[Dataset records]
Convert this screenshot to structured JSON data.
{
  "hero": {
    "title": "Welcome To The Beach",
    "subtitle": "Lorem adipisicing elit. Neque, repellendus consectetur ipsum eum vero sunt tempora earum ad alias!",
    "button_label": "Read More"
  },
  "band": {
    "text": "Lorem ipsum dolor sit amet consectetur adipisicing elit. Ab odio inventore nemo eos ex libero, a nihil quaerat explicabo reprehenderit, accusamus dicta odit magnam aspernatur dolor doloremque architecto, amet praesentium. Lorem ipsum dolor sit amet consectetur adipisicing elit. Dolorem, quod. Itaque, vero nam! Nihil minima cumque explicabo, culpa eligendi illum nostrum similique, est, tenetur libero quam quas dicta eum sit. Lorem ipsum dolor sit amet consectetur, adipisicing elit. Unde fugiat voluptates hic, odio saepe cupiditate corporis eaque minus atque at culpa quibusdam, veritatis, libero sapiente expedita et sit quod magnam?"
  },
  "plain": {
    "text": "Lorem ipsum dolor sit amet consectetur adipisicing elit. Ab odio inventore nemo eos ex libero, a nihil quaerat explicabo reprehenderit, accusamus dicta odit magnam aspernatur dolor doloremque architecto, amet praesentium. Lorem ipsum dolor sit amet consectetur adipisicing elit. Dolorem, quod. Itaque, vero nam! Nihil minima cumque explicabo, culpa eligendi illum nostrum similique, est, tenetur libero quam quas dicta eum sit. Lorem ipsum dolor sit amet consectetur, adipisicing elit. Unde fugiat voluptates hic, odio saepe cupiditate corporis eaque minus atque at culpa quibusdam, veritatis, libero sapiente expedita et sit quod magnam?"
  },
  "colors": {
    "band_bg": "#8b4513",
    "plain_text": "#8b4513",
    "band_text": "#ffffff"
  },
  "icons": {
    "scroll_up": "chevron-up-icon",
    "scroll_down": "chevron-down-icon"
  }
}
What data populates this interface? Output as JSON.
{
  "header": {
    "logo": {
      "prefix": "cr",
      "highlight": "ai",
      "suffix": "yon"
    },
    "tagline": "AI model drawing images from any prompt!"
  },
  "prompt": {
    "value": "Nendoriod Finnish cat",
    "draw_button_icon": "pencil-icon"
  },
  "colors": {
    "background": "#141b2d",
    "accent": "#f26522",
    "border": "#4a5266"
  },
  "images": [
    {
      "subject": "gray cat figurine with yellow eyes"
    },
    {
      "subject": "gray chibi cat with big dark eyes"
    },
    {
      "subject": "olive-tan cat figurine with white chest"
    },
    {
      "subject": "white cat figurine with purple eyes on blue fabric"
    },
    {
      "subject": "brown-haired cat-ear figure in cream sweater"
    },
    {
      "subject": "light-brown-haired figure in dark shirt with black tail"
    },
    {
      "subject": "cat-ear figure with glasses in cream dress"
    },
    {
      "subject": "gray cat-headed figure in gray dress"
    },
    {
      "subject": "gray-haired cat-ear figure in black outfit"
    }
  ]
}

▶ _DIRECTIONS FOR THIS TASK_
Transcribe each record exactly. Leave nothing out.

▶ _OUTPUT BELOW_
Convert this screenshot to structured JSON data.
{
  "hero": {
    "title": "Welcome To The Beach",
    "subtitle": "Lorem adipisicing elit. Neque, repellendus consectetur ipsum eum vero sunt tempora earum ad alias!",
    "button_label": "Read More"
  },
  "band": {
    "text": "Lorem ipsum dolor sit amet consectetur adipisicing elit. Ab odio inventore nemo eos ex libero, a nihil quaerat explicabo reprehenderit, accusamus dicta odit magnam aspernatur dolor doloremque architecto, amet praesentium. Lorem ipsum dolor sit amet consectetur adipisicing elit. Dolorem, quod. Itaque, vero nam! Nihil minima cumque explicabo, culpa eligendi illum nostrum similique, est, tenetur libero quam quas dicta eum sit. Lorem ipsum dolor sit amet consectetur, adipisicing elit. Unde fugiat voluptates hic, odio saepe cupiditate corporis eaque minus atque at culpa quibusdam, veritatis, libero sapiente expedita et sit quod magnam?"
  },
  "plain": {
    "text": "Lorem ipsum dolor sit amet consectetur adipisicing elit. Ab odio inventore nemo eos ex libero, a nihil quaerat explicabo reprehenderit, accusamus dicta odit magnam aspernatur dolor doloremque architecto, amet praesentium. Lorem ipsum dolor sit amet consectetur adipisicing elit. Dolorem, quod. Itaque, vero nam! Nihil minima cumque explicabo, culpa eligendi illum nostrum similique, est, tenetur libero quam quas dicta eum sit. Lorem ipsum dolor sit amet consectetur, adipisicing elit. Unde fugiat voluptates hic, odio saepe cupiditate corporis eaque minus atque at culpa quibusdam, veritatis, libero sapiente expedita et sit quod magnam?"
  },
  "colors": {
    "band_bg": "#8b4513",
    "plain_text": "#8b4513",
    "band_text": "#ffffff"
  },
  "icons": {
    "scroll_up": "chevron-up-icon",
    "scroll_down": "chevron-down-icon"
  }
}
What data populates this interface? Output as JSON.
{
  "header": {
    "logo": {
      "prefix": "cr",
      "highlight": "ai",
      "suffix": "yon"
    },
    "tagline": "AI model drawing images from any prompt!"
  },
  "prompt": {
    "value": "Nendoriod Finnish cat",
    "draw_button_icon": "pencil-icon"
  },
  "colors": {
    "background": "#141b2d",
    "accent": "#f26522",
    "border": "#4a5266"
  },
  "images": [
    {
      "subject": "gray cat figurine with yellow eyes"
    },
    {
      "subject": "gray chibi cat with big dark eyes"
    },
    {
      "subject": "olive-tan cat figurine with white chest"
    },
    {
      "subject": "white cat figurine with purple eyes on blue fabric"
    },
    {
      "subject": "brown-haired cat-ear figure in cream sweater"
    },
    {
      "subject": "light-brown-haired figure in dark shirt with black tail"
    },
    {
      "subject": "cat-ear figure with glasses in cream dress"
    },
    {
      "subject": "gray cat-headed figure in gray dress"
    },
    {
      "subject": "gray-haired cat-ear figure in black outfit"
    }
  ]
}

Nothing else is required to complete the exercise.